** start Record excerpts **

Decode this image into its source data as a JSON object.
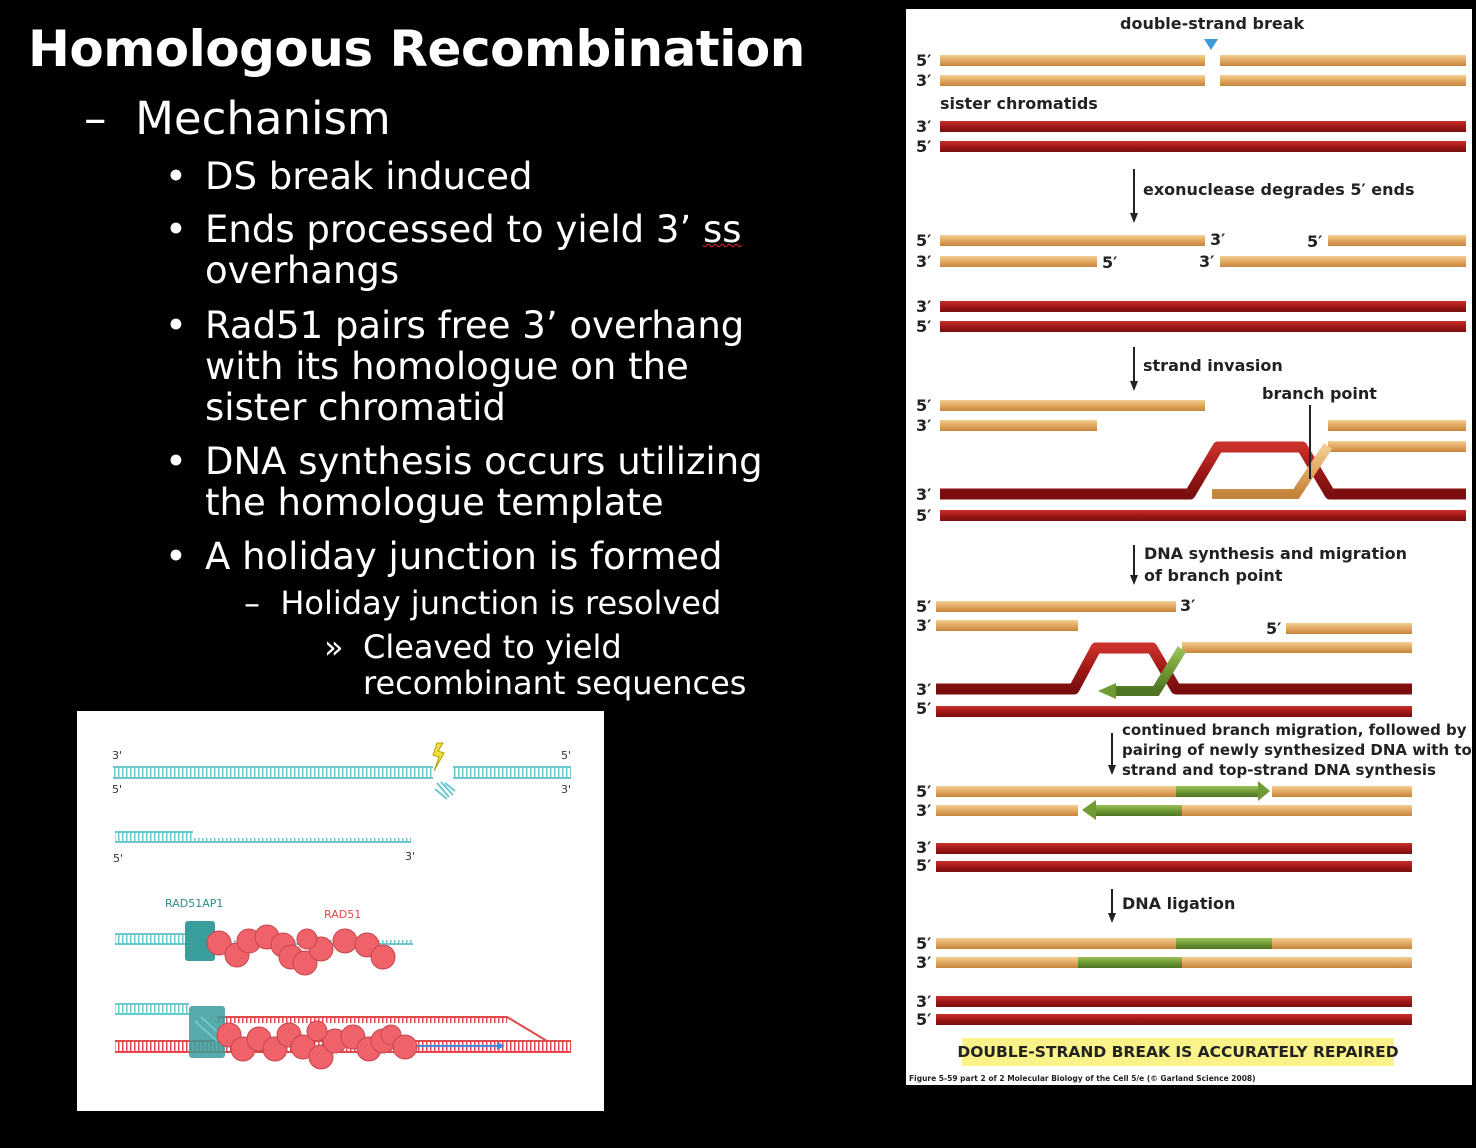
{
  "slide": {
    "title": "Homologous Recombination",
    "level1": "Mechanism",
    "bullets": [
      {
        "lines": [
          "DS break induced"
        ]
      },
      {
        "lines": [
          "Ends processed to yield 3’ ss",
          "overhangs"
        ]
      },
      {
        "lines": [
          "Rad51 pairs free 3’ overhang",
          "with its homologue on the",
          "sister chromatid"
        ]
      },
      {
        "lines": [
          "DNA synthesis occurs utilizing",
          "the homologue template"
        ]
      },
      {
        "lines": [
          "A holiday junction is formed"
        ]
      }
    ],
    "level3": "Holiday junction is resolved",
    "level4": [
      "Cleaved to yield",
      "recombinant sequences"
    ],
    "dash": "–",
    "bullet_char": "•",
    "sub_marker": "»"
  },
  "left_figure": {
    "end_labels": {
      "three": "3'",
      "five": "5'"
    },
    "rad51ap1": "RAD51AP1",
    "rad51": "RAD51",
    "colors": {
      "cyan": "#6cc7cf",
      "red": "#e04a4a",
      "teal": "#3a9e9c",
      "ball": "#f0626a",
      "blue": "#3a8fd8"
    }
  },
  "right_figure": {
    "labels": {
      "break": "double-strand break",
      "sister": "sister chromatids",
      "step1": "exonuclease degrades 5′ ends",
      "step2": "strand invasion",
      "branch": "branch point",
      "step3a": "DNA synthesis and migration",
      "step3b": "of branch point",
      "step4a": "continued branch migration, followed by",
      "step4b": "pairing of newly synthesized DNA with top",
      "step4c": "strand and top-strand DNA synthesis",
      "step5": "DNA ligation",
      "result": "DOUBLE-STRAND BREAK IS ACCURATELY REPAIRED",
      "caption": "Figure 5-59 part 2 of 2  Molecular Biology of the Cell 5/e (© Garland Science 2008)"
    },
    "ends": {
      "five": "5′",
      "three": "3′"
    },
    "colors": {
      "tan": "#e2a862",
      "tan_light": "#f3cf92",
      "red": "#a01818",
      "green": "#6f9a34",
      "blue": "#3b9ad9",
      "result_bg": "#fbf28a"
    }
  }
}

** end Record excerpts **

#### What is being asked:
Determine the number of lines in the data that contain "with" as a word or string, and state only that number.

#### Response to the task:
2